• Listed entries
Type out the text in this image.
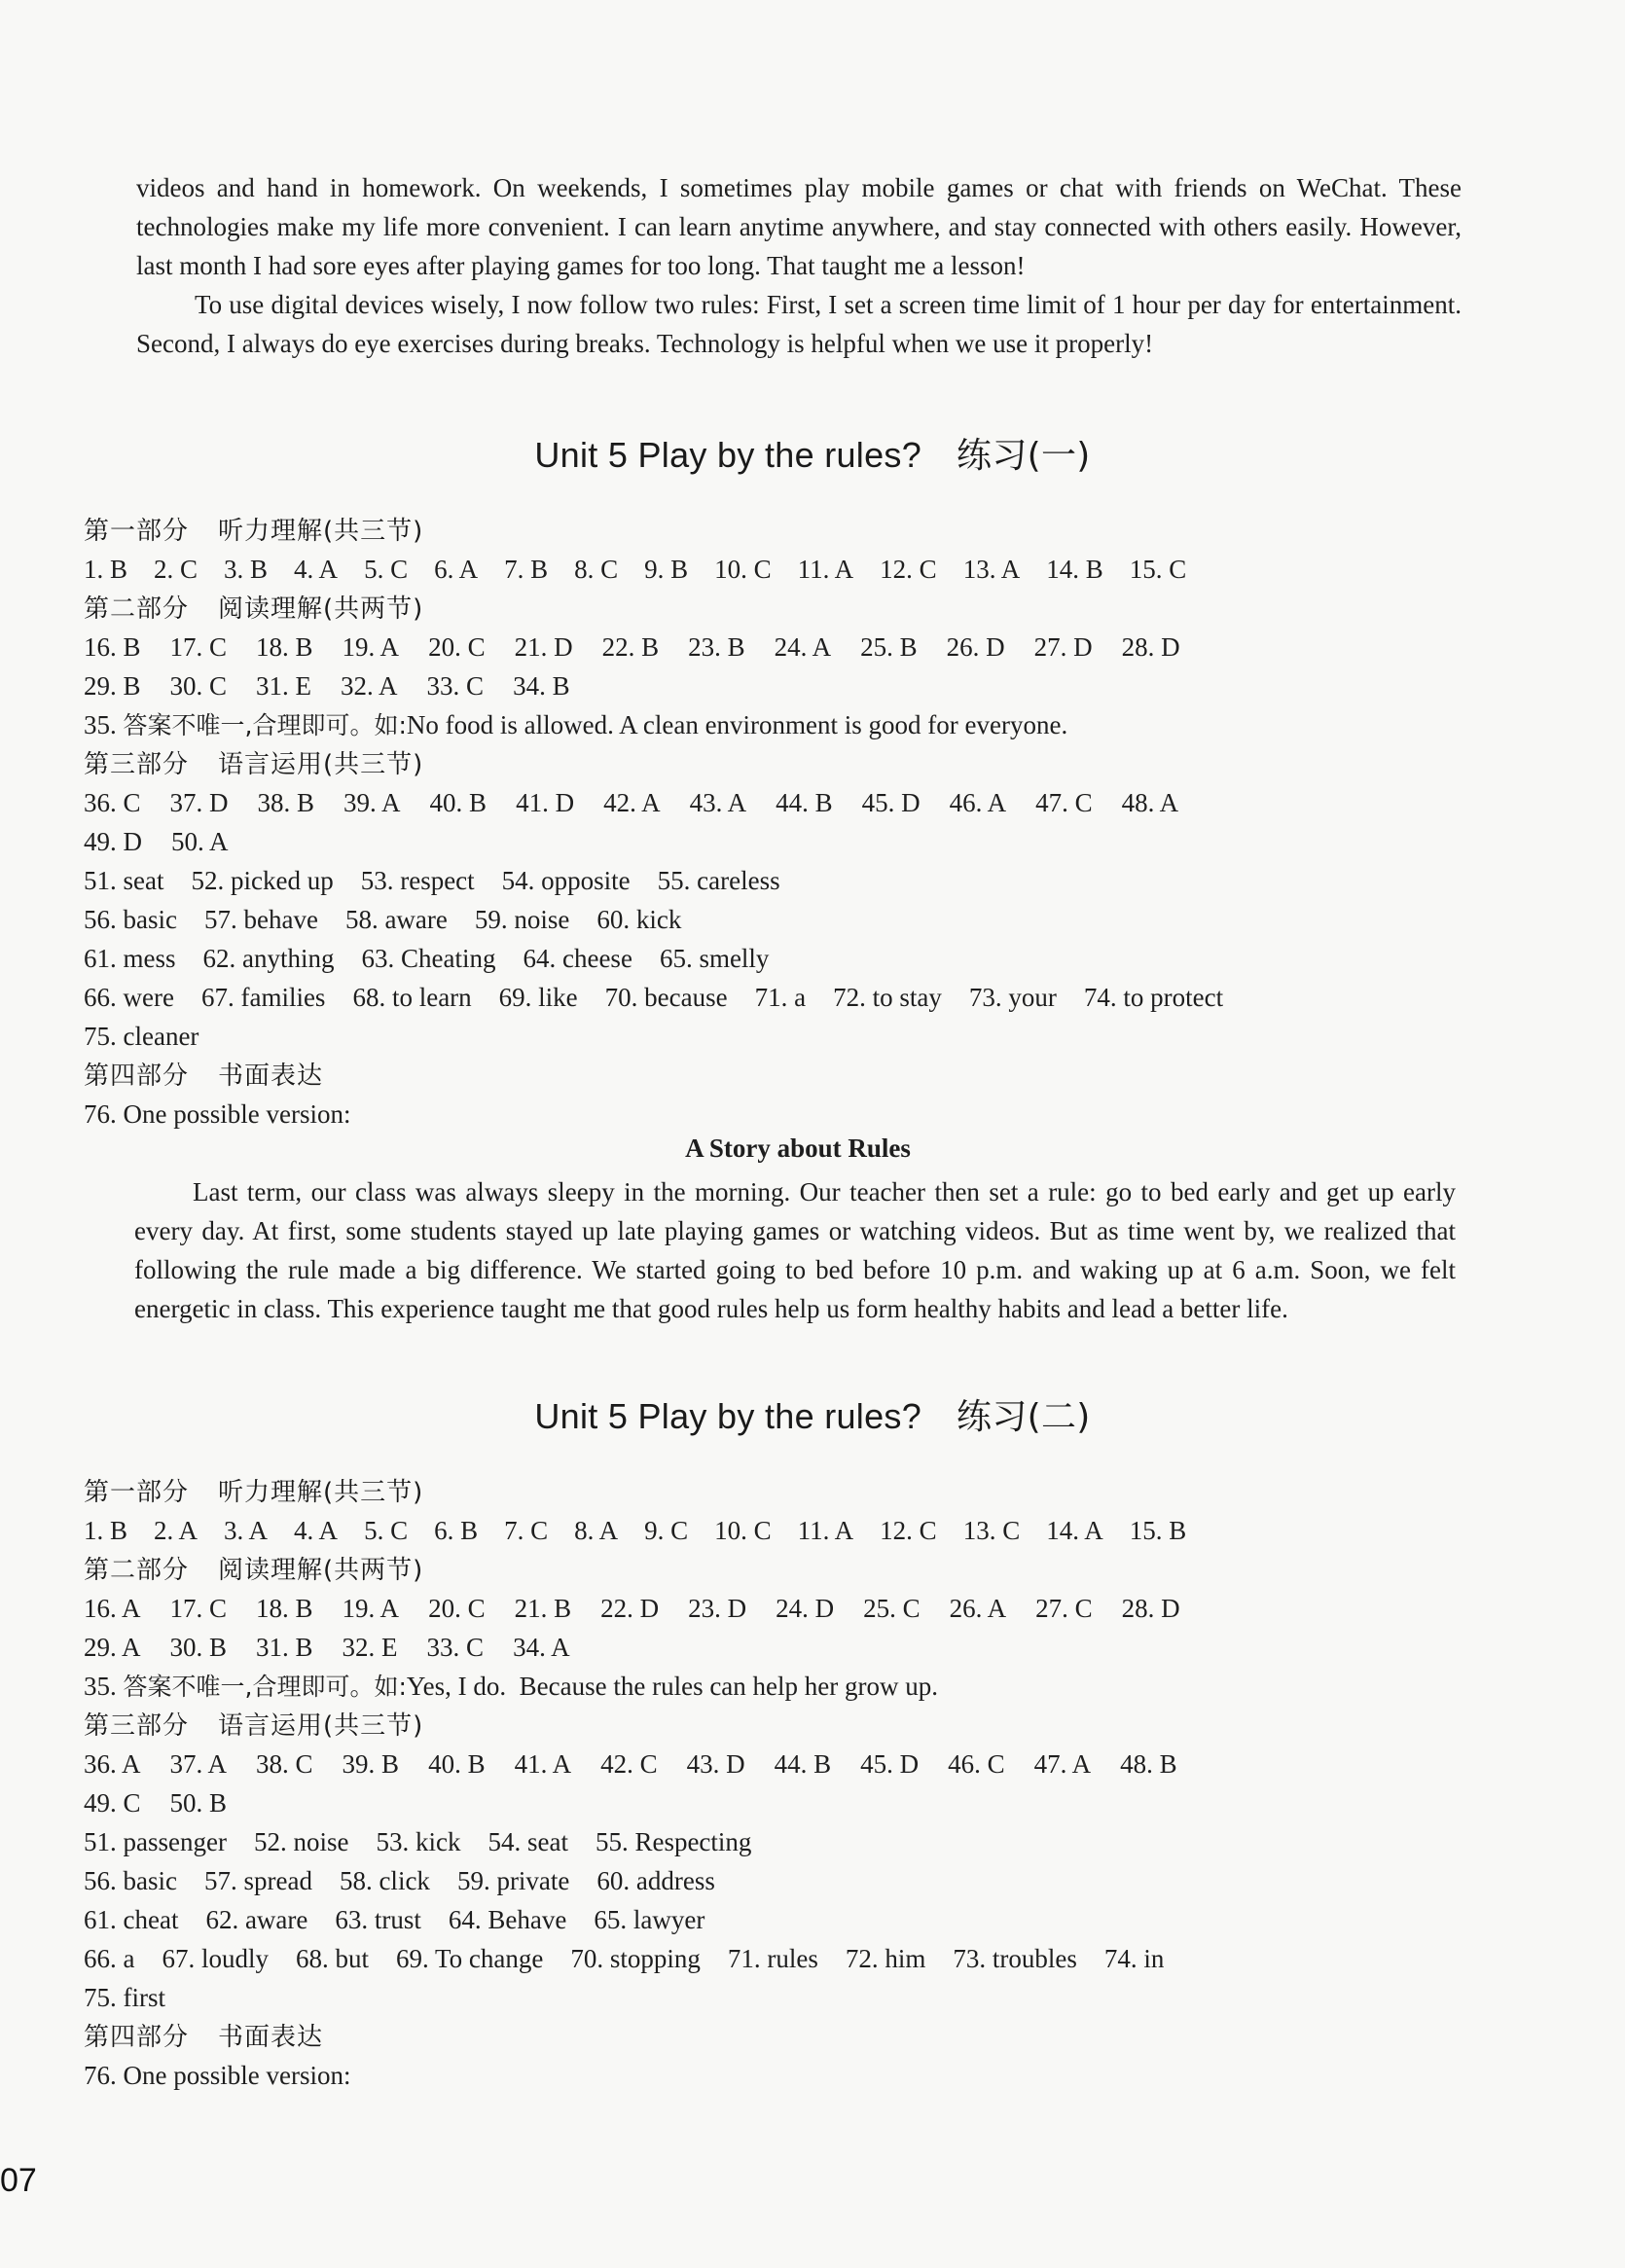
videos and hand in homework. On weekends, I sometimes play mobile games or chat with friends on WeChat. These technologies make my life more convenient. I can learn anytime anywhere, and stay connected with others easily. However, last month I had sore eyes after playing games for too long. That taught me a lesson!

To use digital devices wisely, I now follow two rules: First, I set a screen time limit of 1 hour per day for entertainment. Second, I always do eye exercises during breaks. Technology is helpful when we use it properly!

Unit 5 Play by the rules? 练习(一)
第一部分 听力理解(共三节)
1. B 2. C 3. B 4. A 5. C 6. A 7. B 8. C 9. B 10. C 11. A 12. C 13. A 14. B 15. C
第二部分 阅读理解(共两节)
16. B 17. C 18. B 19. A 20. C 21. D 22. B 23. B 24. A 25. B 26. D 27. D 28. D
29. B 30. C 31. E 32. A 33. C 34. B
35. 答案不唯一,合理即可。如:No food is allowed. A clean environment is good for everyone.
第三部分 语言运用(共三节)
36. C 37. D 38. B 39. A 40. B 41. D 42. A 43. A 44. B 45. D 46. A 47. C 48. A
49. D 50. A
51. seat 52. picked up 53. respect 54. opposite 55. careless
56. basic 57. behave 58. aware 59. noise 60. kick
61. mess 62. anything 63. Cheating 64. cheese 65. smelly
66. were 67. families 68. to learn 69. like 70. because 71. a 72. to stay 73. your 74. to protect
75. cleaner
第四部分 书面表达
76. One possible version:
A Story about Rules

Last term, our class was always sleepy in the morning. Our teacher then set a rule: go to bed early and get up early every day. At first, some students stayed up late playing games or watching videos. But as time went by, we realized that following the rule made a big difference. We started going to bed before 10 p.m. and waking up at 6 a.m. Soon, we felt energetic in class. This experience taught me that good rules help us form healthy habits and lead a better life.

Unit 5 Play by the rules? 练习(二)
第一部分 听力理解(共三节)
1. B 2. A 3. A 4. A 5. C 6. B 7. C 8. A 9. C 10. C 11. A 12. C 13. C 14. A 15. B
第二部分 阅读理解(共两节)
16. A 17. C 18. B 19. A 20. C 21. B 22. D 23. D 24. D 25. C 26. A 27. C 28. D
29. A 30. B 31. B 32. E 33. C 34. A
35. 答案不唯一,合理即可。如:Yes, I do.  Because the rules can help her grow up.
第三部分 语言运用(共三节)
36. A 37. A 38. C 39. B 40. B 41. A 42. C 43. D 44. B 45. D 46. C 47. A 48. B
49. C 50. B
51. passenger 52. noise 53. kick 54. seat 55. Respecting
56. basic 57. spread 58. click 59. private 60. address
61. cheat 62. aware 63. trust 64. Behave 65. lawyer
66. a 67. loudly 68. but 69. To change 70. stopping 71. rules 72. him 73. troubles 74. in
75. first
第四部分 书面表达
76. One possible version:
07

• Set task
Gather each line that holds "aware".

• Complete answer
56. basic 57. behave 58. aware 59. noise 60. kick
61. cheat 62. aware 63. trust 64. Behave 65. lawyer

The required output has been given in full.